Available records:
*-*-*
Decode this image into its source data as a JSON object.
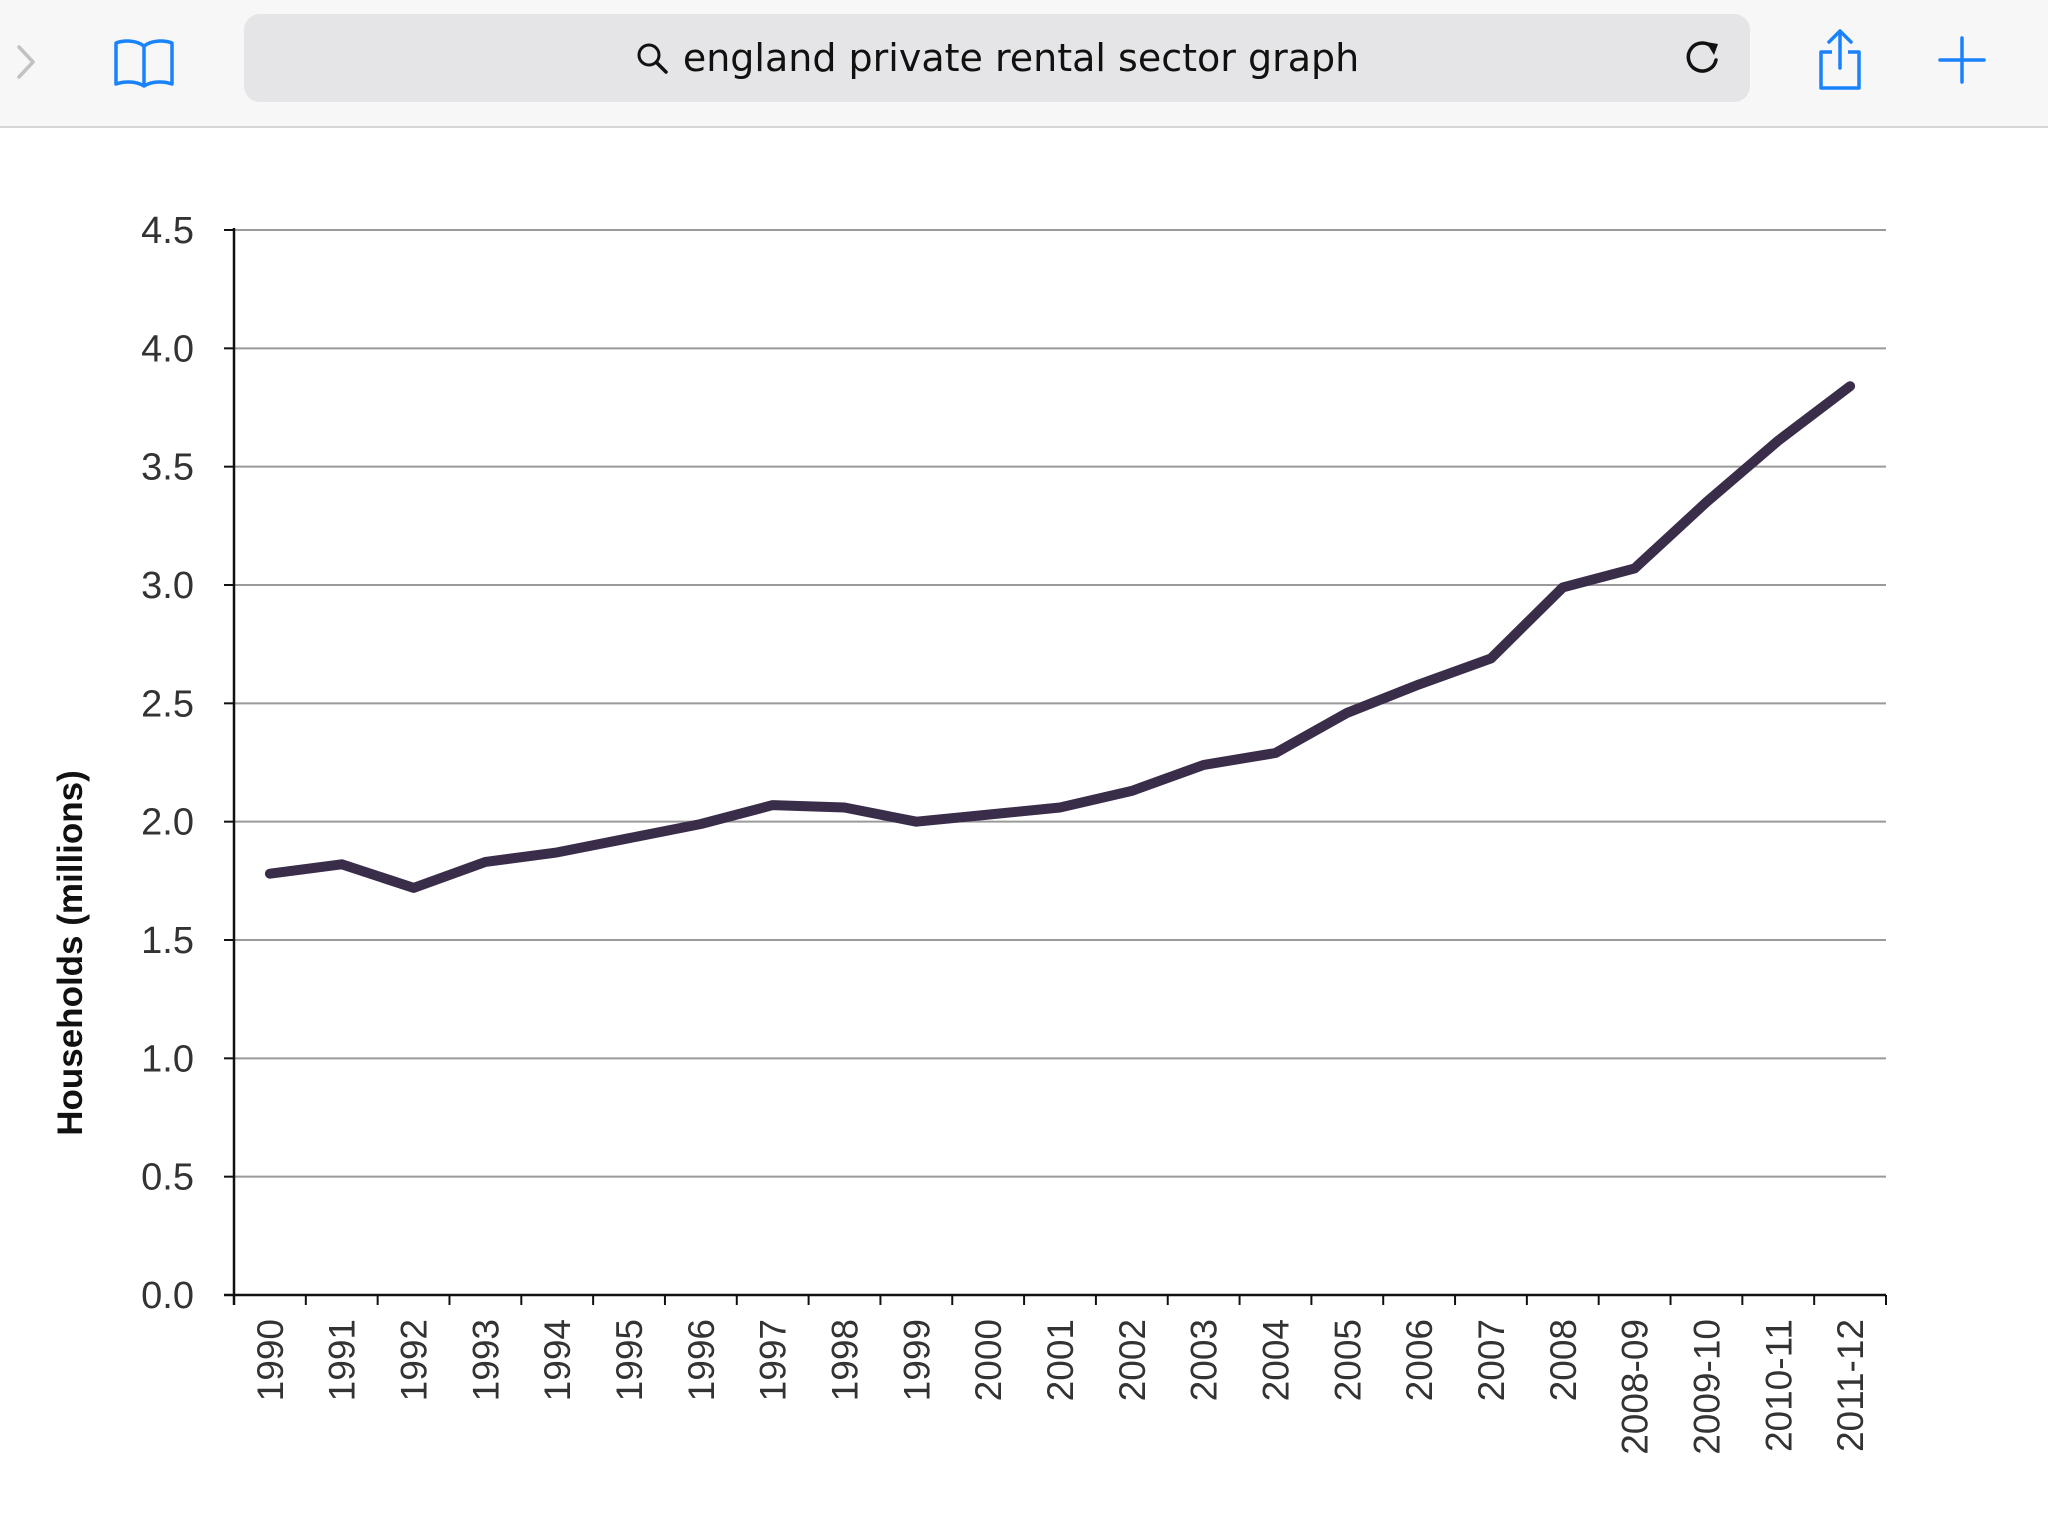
{
  "browser": {
    "url_text": "england private rental sector graph",
    "icons": {
      "forward": "chevron-right-icon",
      "bookmarks": "book-icon",
      "search": "search-icon",
      "reload": "reload-icon",
      "share": "share-icon",
      "new_tab": "plus-icon"
    },
    "accent_color": "#1a82fb"
  },
  "chart_data": {
    "type": "line",
    "title": "",
    "xlabel": "",
    "ylabel": "Households  (millions)",
    "ylim": [
      0,
      4.5
    ],
    "yticks": [
      "0.0",
      "0.5",
      "1.0",
      "1.5",
      "2.0",
      "2.5",
      "3.0",
      "3.5",
      "4.0",
      "4.5"
    ],
    "grid": true,
    "line_color": "#3a2d4a",
    "categories": [
      "1990",
      "1991",
      "1992",
      "1993",
      "1994",
      "1995",
      "1996",
      "1997",
      "1998",
      "1999",
      "2000",
      "2001",
      "2002",
      "2003",
      "2004",
      "2005",
      "2006",
      "2007",
      "2008",
      "2008-09",
      "2009-10",
      "2010-11",
      "2011-12"
    ],
    "series": [
      {
        "values": [
          1.78,
          1.82,
          1.72,
          1.83,
          1.87,
          1.93,
          1.99,
          2.07,
          2.06,
          2.0,
          2.03,
          2.06,
          2.13,
          2.24,
          2.29,
          2.46,
          2.58,
          2.69,
          2.99,
          3.07,
          3.35,
          3.61,
          3.84
        ]
      }
    ]
  }
}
*-*-*
Description of the task:
Quote the entries above word for word. Leave the images out.

Solution for this exercise:
Decode this image into its source data as a JSON object.
{
  "browser": {
    "url_text": "england private rental sector graph",
    "icons": {
      "forward": "chevron-right-icon",
      "bookmarks": "book-icon",
      "search": "search-icon",
      "reload": "reload-icon",
      "share": "share-icon",
      "new_tab": "plus-icon"
    },
    "accent_color": "#1a82fb"
  },
  "chart_data": {
    "type": "line",
    "title": "",
    "xlabel": "",
    "ylabel": "Households  (millions)",
    "ylim": [
      0,
      4.5
    ],
    "yticks": [
      "0.0",
      "0.5",
      "1.0",
      "1.5",
      "2.0",
      "2.5",
      "3.0",
      "3.5",
      "4.0",
      "4.5"
    ],
    "grid": true,
    "line_color": "#3a2d4a",
    "categories": [
      "1990",
      "1991",
      "1992",
      "1993",
      "1994",
      "1995",
      "1996",
      "1997",
      "1998",
      "1999",
      "2000",
      "2001",
      "2002",
      "2003",
      "2004",
      "2005",
      "2006",
      "2007",
      "2008",
      "2008-09",
      "2009-10",
      "2010-11",
      "2011-12"
    ],
    "series": [
      {
        "values": [
          1.78,
          1.82,
          1.72,
          1.83,
          1.87,
          1.93,
          1.99,
          2.07,
          2.06,
          2.0,
          2.03,
          2.06,
          2.13,
          2.24,
          2.29,
          2.46,
          2.58,
          2.69,
          2.99,
          3.07,
          3.35,
          3.61,
          3.84
        ]
      }
    ]
  }
}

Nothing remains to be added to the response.